▸ **Source records**
:::::

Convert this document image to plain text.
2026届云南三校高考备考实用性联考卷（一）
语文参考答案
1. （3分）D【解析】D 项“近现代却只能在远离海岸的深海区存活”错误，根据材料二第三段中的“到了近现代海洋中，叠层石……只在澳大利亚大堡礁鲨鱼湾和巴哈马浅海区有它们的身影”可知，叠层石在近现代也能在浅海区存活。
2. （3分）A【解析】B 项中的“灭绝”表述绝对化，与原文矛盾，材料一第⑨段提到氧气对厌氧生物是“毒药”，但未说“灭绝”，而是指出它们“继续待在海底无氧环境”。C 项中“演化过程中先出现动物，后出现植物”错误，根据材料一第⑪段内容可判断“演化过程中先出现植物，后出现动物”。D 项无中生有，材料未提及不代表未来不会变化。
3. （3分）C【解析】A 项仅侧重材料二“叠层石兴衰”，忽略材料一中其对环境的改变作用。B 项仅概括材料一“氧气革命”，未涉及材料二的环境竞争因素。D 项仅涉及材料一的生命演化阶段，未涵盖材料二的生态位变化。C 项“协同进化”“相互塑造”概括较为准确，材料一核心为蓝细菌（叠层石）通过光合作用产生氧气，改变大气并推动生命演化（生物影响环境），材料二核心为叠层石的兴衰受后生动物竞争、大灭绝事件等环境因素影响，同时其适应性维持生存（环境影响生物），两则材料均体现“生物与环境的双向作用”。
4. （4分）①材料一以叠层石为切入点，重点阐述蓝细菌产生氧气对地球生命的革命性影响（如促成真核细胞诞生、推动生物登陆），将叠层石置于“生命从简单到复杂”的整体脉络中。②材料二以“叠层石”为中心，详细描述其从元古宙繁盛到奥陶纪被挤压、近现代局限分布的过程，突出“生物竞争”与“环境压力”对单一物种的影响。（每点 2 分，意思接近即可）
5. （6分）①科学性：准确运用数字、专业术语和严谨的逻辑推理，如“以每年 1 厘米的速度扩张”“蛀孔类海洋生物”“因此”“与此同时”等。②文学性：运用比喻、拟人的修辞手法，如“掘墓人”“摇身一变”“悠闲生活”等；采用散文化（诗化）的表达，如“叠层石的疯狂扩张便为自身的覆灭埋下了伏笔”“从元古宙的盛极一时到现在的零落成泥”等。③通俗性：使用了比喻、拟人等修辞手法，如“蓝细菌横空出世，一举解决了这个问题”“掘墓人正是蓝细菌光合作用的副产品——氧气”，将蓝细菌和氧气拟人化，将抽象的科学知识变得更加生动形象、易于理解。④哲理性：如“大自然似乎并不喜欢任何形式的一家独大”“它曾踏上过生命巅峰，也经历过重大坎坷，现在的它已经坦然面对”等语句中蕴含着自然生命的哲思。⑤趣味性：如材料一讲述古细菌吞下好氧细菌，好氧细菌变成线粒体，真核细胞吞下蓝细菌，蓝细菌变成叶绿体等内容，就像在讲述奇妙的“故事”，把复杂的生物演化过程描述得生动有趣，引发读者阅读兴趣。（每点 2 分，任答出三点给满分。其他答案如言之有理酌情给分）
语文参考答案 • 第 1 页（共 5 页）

:::::

Restate each record word for word.

Convert this document image to plain text.
2026届云南三校高考备考实用性联考卷（一）
语文参考答案
1. （3分）D【解析】D 项“近现代却只能在远离海岸的深海区存活”错误，根据材料二第三段中的“到了近现代海洋中，叠层石……只在澳大利亚大堡礁鲨鱼湾和巴哈马浅海区有它们的身影”可知，叠层石在近现代也能在浅海区存活。
2. （3分）A【解析】B 项中的“灭绝”表述绝对化，与原文矛盾，材料一第⑨段提到氧气对厌氧生物是“毒药”，但未说“灭绝”，而是指出它们“继续待在海底无氧环境”。C 项中“演化过程中先出现动物，后出现植物”错误，根据材料一第⑪段内容可判断“演化过程中先出现植物，后出现动物”。D 项无中生有，材料未提及不代表未来不会变化。
3. （3分）C【解析】A 项仅侧重材料二“叠层石兴衰”，忽略材料一中其对环境的改变作用。B 项仅概括材料一“氧气革命”，未涉及材料二的环境竞争因素。D 项仅涉及材料一的生命演化阶段，未涵盖材料二的生态位变化。C 项“协同进化”“相互塑造”概括较为准确，材料一核心为蓝细菌（叠层石）通过光合作用产生氧气，改变大气并推动生命演化（生物影响环境），材料二核心为叠层石的兴衰受后生动物竞争、大灭绝事件等环境因素影响，同时其适应性维持生存（环境影响生物），两则材料均体现“生物与环境的双向作用”。
4. （4分）①材料一以叠层石为切入点，重点阐述蓝细菌产生氧气对地球生命的革命性影响（如促成真核细胞诞生、推动生物登陆），将叠层石置于“生命从简单到复杂”的整体脉络中。②材料二以“叠层石”为中心，详细描述其从元古宙繁盛到奥陶纪被挤压、近现代局限分布的过程，突出“生物竞争”与“环境压力”对单一物种的影响。（每点 2 分，意思接近即可）
5. （6分）①科学性：准确运用数字、专业术语和严谨的逻辑推理，如“以每年 1 厘米的速度扩张”“蛀孔类海洋生物”“因此”“与此同时”等。②文学性：运用比喻、拟人的修辞手法，如“掘墓人”“摇身一变”“悠闲生活”等；采用散文化（诗化）的表达，如“叠层石的疯狂扩张便为自身的覆灭埋下了伏笔”“从元古宙的盛极一时到现在的零落成泥”等。③通俗性：使用了比喻、拟人等修辞手法，如“蓝细菌横空出世，一举解决了这个问题”“掘墓人正是蓝细菌光合作用的副产品——氧气”，将蓝细菌和氧气拟人化，将抽象的科学知识变得更加生动形象、易于理解。④哲理性：如“大自然似乎并不喜欢任何形式的一家独大”“它曾踏上过生命巅峰，也经历过重大坎坷，现在的它已经坦然面对”等语句中蕴含着自然生命的哲思。⑤趣味性：如材料一讲述古细菌吞下好氧细菌，好氧细菌变成线粒体，真核细胞吞下蓝细菌，蓝细菌变成叶绿体等内容，就像在讲述奇妙的“故事”，把复杂的生物演化过程描述得生动有趣，引发读者阅读兴趣。（每点 2 分，任答出三点给满分。其他答案如言之有理酌情给分）
语文参考答案 • 第 1 页（共 5 页）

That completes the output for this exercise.